[start]

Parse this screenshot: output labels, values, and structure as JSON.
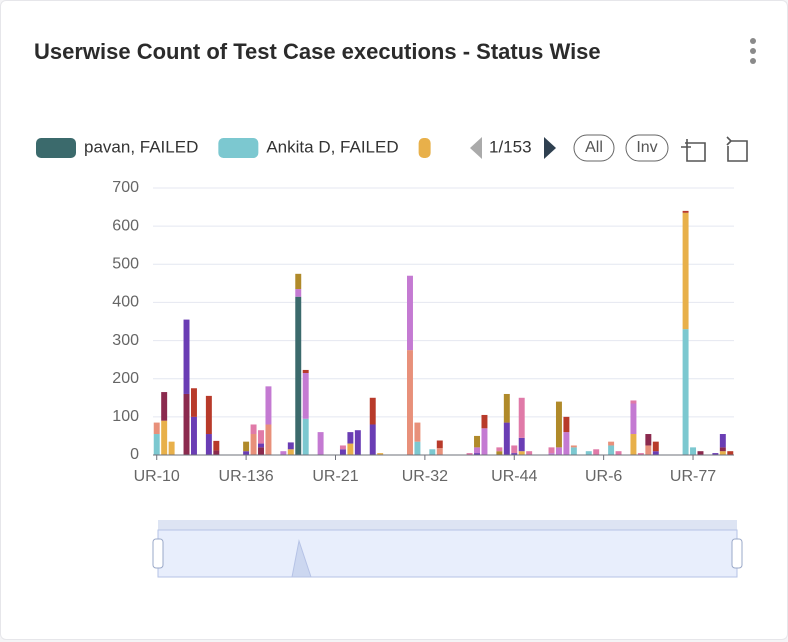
{
  "chart_data": {
    "type": "stacked-bar",
    "title": "Userwise Count of Test Case executions - Status Wise",
    "legend_page": "1/153",
    "legend_buttons": [
      "All",
      "Inv"
    ],
    "categories": [
      "UR-10",
      null,
      null,
      null,
      null,
      null,
      null,
      null,
      null,
      null,
      null,
      null,
      "UR-136",
      null,
      null,
      null,
      null,
      null,
      null,
      null,
      null,
      null,
      null,
      null,
      "UR-21",
      null,
      null,
      null,
      null,
      null,
      null,
      null,
      null,
      null,
      null,
      null,
      "UR-32",
      null,
      null,
      null,
      null,
      null,
      null,
      null,
      null,
      null,
      null,
      null,
      "UR-44",
      null,
      null,
      null,
      null,
      null,
      null,
      null,
      null,
      null,
      null,
      null,
      "UR-6",
      null,
      null,
      null,
      null,
      null,
      null,
      null,
      null,
      null,
      null,
      null,
      "UR-77",
      null,
      null,
      null,
      null,
      null
    ],
    "ylim": [
      0,
      700
    ],
    "yticks": [
      0,
      100,
      200,
      300,
      400,
      500,
      600,
      700
    ],
    "grid": true,
    "series": [
      {
        "name": "pavan, FAILED",
        "color": "#3b6a6c",
        "values": [
          0,
          0,
          0,
          0,
          0,
          0,
          0,
          0,
          0,
          0,
          0,
          0,
          0,
          0,
          0,
          0,
          0,
          0,
          0,
          415,
          0,
          0,
          0,
          0,
          0,
          0,
          0,
          0,
          0,
          0,
          0,
          0,
          0,
          0,
          0,
          0,
          0,
          0,
          0,
          0,
          0,
          0,
          0,
          0,
          0,
          0,
          0,
          0,
          0,
          0,
          0,
          0,
          0,
          0,
          0,
          0,
          0,
          0,
          0,
          0,
          0,
          0,
          0,
          0,
          0,
          0,
          0,
          0,
          0,
          0,
          0,
          0,
          0,
          0,
          0,
          0,
          0,
          0
        ]
      },
      {
        "name": "Ankita D, FAILED",
        "color": "#7cc8d0",
        "values": [
          55,
          0,
          0,
          0,
          0,
          0,
          0,
          0,
          0,
          0,
          0,
          0,
          0,
          0,
          0,
          0,
          0,
          0,
          0,
          0,
          95,
          0,
          0,
          0,
          0,
          0,
          0,
          0,
          0,
          0,
          0,
          0,
          0,
          0,
          0,
          35,
          0,
          15,
          0,
          0,
          0,
          0,
          0,
          0,
          0,
          0,
          0,
          0,
          0,
          0,
          0,
          0,
          0,
          0,
          0,
          0,
          20,
          0,
          10,
          0,
          0,
          25,
          0,
          0,
          0,
          0,
          0,
          0,
          0,
          0,
          0,
          330,
          20,
          0,
          0,
          0,
          0,
          0
        ]
      },
      {
        "color": "#e8b04a",
        "values": [
          0,
          90,
          35,
          0,
          0,
          0,
          0,
          0,
          0,
          0,
          0,
          0,
          0,
          0,
          0,
          0,
          0,
          0,
          15,
          0,
          0,
          0,
          0,
          0,
          0,
          0,
          30,
          0,
          0,
          0,
          5,
          0,
          0,
          0,
          0,
          0,
          0,
          0,
          0,
          0,
          0,
          0,
          0,
          0,
          0,
          0,
          0,
          0,
          0,
          10,
          0,
          0,
          0,
          0,
          0,
          0,
          0,
          0,
          0,
          0,
          0,
          0,
          0,
          0,
          55,
          0,
          0,
          0,
          0,
          0,
          0,
          305,
          0,
          0,
          0,
          0,
          10,
          0
        ]
      },
      {
        "color": "#e8907a",
        "values": [
          30,
          0,
          0,
          0,
          0,
          0,
          0,
          0,
          0,
          0,
          0,
          0,
          0,
          55,
          0,
          80,
          0,
          0,
          0,
          0,
          0,
          0,
          0,
          0,
          0,
          0,
          0,
          0,
          0,
          0,
          0,
          0,
          0,
          0,
          275,
          50,
          0,
          0,
          18,
          0,
          0,
          0,
          0,
          0,
          0,
          0,
          0,
          0,
          0,
          0,
          0,
          0,
          0,
          0,
          0,
          0,
          5,
          0,
          0,
          0,
          0,
          10,
          0,
          0,
          0,
          0,
          25,
          0,
          0,
          0,
          0,
          0,
          0,
          0,
          0,
          0,
          0,
          0
        ]
      },
      {
        "color": "#8b2a4e",
        "values": [
          0,
          75,
          0,
          0,
          160,
          0,
          0,
          0,
          12,
          0,
          0,
          0,
          0,
          0,
          20,
          0,
          0,
          0,
          0,
          0,
          0,
          0,
          0,
          0,
          0,
          0,
          0,
          0,
          0,
          0,
          0,
          0,
          0,
          0,
          0,
          0,
          0,
          0,
          0,
          0,
          0,
          0,
          0,
          0,
          0,
          0,
          0,
          0,
          0,
          0,
          0,
          0,
          0,
          0,
          0,
          0,
          0,
          0,
          0,
          0,
          0,
          0,
          0,
          0,
          0,
          0,
          30,
          0,
          0,
          0,
          0,
          0,
          0,
          10,
          0,
          0,
          10,
          0
        ]
      },
      {
        "color": "#6a3db4",
        "values": [
          0,
          0,
          0,
          0,
          195,
          100,
          0,
          55,
          0,
          0,
          0,
          0,
          10,
          0,
          10,
          0,
          0,
          0,
          18,
          0,
          0,
          0,
          0,
          0,
          0,
          15,
          30,
          65,
          0,
          80,
          0,
          0,
          0,
          0,
          0,
          0,
          0,
          0,
          0,
          0,
          0,
          0,
          0,
          5,
          0,
          0,
          0,
          85,
          5,
          35,
          0,
          0,
          0,
          0,
          0,
          0,
          0,
          0,
          0,
          0,
          0,
          0,
          0,
          0,
          0,
          0,
          0,
          10,
          0,
          0,
          0,
          0,
          0,
          0,
          0,
          5,
          35,
          0
        ]
      },
      {
        "color": "#c47ad2",
        "values": [
          0,
          0,
          0,
          0,
          0,
          0,
          0,
          0,
          0,
          0,
          0,
          0,
          0,
          0,
          0,
          100,
          0,
          10,
          0,
          20,
          120,
          0,
          60,
          0,
          0,
          0,
          0,
          0,
          0,
          0,
          0,
          0,
          0,
          0,
          195,
          0,
          0,
          0,
          0,
          0,
          0,
          0,
          0,
          15,
          70,
          0,
          0,
          0,
          0,
          0,
          0,
          0,
          0,
          5,
          20,
          60,
          0,
          0,
          0,
          0,
          0,
          0,
          0,
          0,
          80,
          0,
          0,
          0,
          0,
          0,
          0,
          0,
          0,
          0,
          0,
          0,
          0,
          0
        ]
      },
      {
        "color": "#b83a2a",
        "values": [
          0,
          0,
          0,
          0,
          0,
          75,
          0,
          100,
          25,
          0,
          0,
          0,
          0,
          0,
          0,
          0,
          0,
          0,
          0,
          0,
          8,
          0,
          0,
          0,
          0,
          0,
          0,
          0,
          0,
          70,
          0,
          0,
          0,
          0,
          0,
          0,
          0,
          0,
          20,
          0,
          0,
          0,
          0,
          0,
          35,
          0,
          0,
          0,
          0,
          0,
          0,
          0,
          0,
          0,
          0,
          40,
          0,
          0,
          0,
          0,
          0,
          0,
          0,
          0,
          0,
          0,
          0,
          25,
          0,
          0,
          0,
          5,
          0,
          0,
          0,
          0,
          0,
          10
        ]
      },
      {
        "color": "#b08a2a",
        "values": [
          0,
          0,
          0,
          0,
          0,
          0,
          0,
          0,
          0,
          0,
          0,
          0,
          25,
          0,
          0,
          0,
          0,
          0,
          0,
          40,
          0,
          0,
          0,
          0,
          0,
          0,
          0,
          0,
          0,
          0,
          0,
          0,
          0,
          0,
          0,
          0,
          0,
          0,
          0,
          0,
          0,
          0,
          0,
          30,
          0,
          0,
          10,
          75,
          0,
          0,
          0,
          0,
          0,
          0,
          120,
          0,
          0,
          0,
          0,
          0,
          0,
          0,
          0,
          0,
          0,
          0,
          0,
          0,
          0,
          0,
          0,
          0,
          0,
          0,
          0,
          0,
          0,
          0
        ]
      },
      {
        "color": "#e07aa8",
        "values": [
          0,
          0,
          0,
          0,
          0,
          0,
          0,
          0,
          0,
          0,
          0,
          0,
          0,
          25,
          35,
          0,
          0,
          0,
          0,
          0,
          0,
          0,
          0,
          0,
          0,
          10,
          0,
          0,
          0,
          0,
          0,
          0,
          0,
          0,
          0,
          0,
          0,
          0,
          0,
          0,
          0,
          0,
          5,
          0,
          0,
          0,
          10,
          0,
          20,
          105,
          10,
          0,
          0,
          15,
          0,
          0,
          0,
          0,
          0,
          15,
          0,
          0,
          10,
          0,
          8,
          5,
          0,
          0,
          0,
          0,
          0,
          0,
          0,
          0,
          0,
          0,
          0,
          0
        ]
      }
    ]
  }
}
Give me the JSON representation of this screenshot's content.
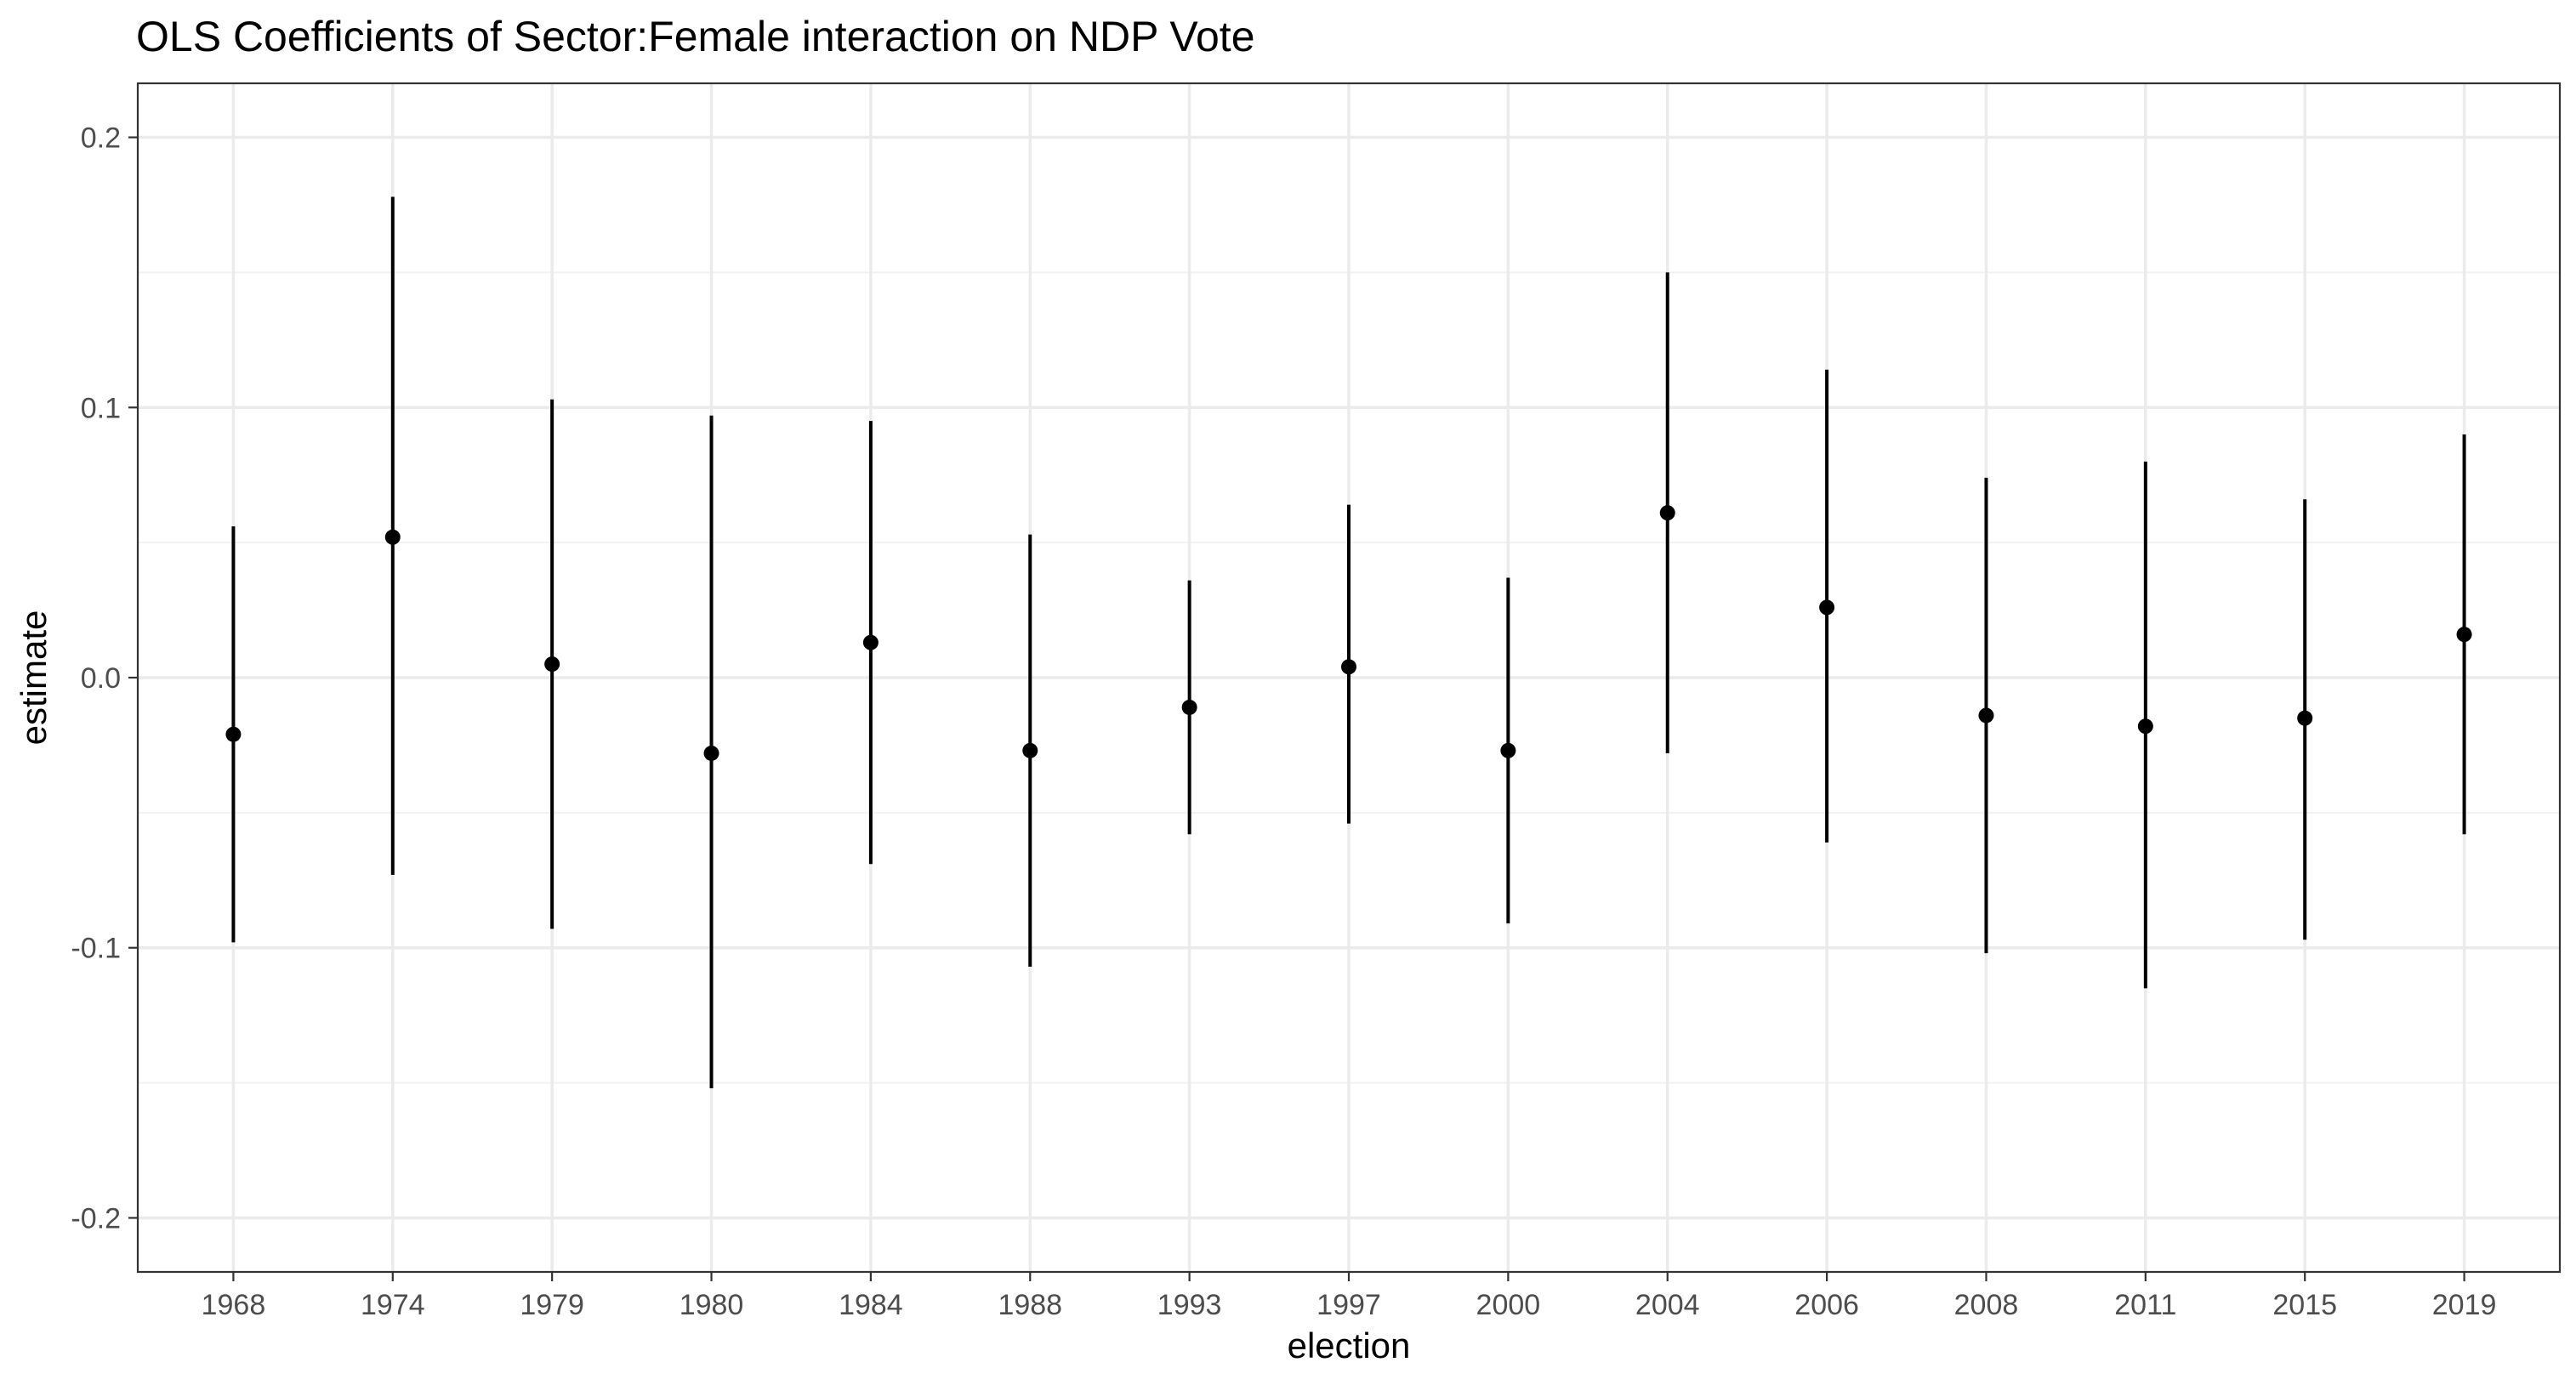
{
  "chart_data": {
    "type": "scatter",
    "title": "OLS Coefficients of Sector:Female interaction on NDP Vote",
    "xlabel": "election",
    "ylabel": "estimate",
    "ylim": [
      -0.22,
      0.22
    ],
    "y_ticks": [
      -0.2,
      -0.1,
      0.0,
      0.1,
      0.2
    ],
    "y_tick_labels": [
      "-0.2",
      "-0.1",
      "0.0",
      "0.1",
      "0.2"
    ],
    "grid": true,
    "legend": "none",
    "categories": [
      "1968",
      "1974",
      "1979",
      "1980",
      "1984",
      "1988",
      "1993",
      "1997",
      "2000",
      "2004",
      "2006",
      "2008",
      "2011",
      "2015",
      "2019"
    ],
    "estimate": [
      -0.021,
      0.052,
      0.005,
      -0.028,
      0.013,
      -0.027,
      -0.011,
      0.004,
      -0.027,
      0.061,
      0.026,
      -0.014,
      -0.018,
      -0.015,
      0.016
    ],
    "lower": [
      -0.098,
      -0.073,
      -0.093,
      -0.152,
      -0.069,
      -0.107,
      -0.058,
      -0.054,
      -0.091,
      -0.028,
      -0.061,
      -0.102,
      -0.115,
      -0.097,
      -0.058
    ],
    "upper": [
      0.056,
      0.178,
      0.103,
      0.097,
      0.095,
      0.053,
      0.036,
      0.064,
      0.037,
      0.15,
      0.114,
      0.074,
      0.08,
      0.066,
      0.09
    ],
    "colors": {
      "point": "#000000",
      "grid": "#ebebeb",
      "panel_border": "#333333",
      "tick_text": "#4d4d4d"
    }
  }
}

[end]

Given instruction> From the data above, show each line that contains "this".

Solution>
Parse this screenshot: output labels, values, and structure as JSON.
Give me the JSON representation of this screenshot's content.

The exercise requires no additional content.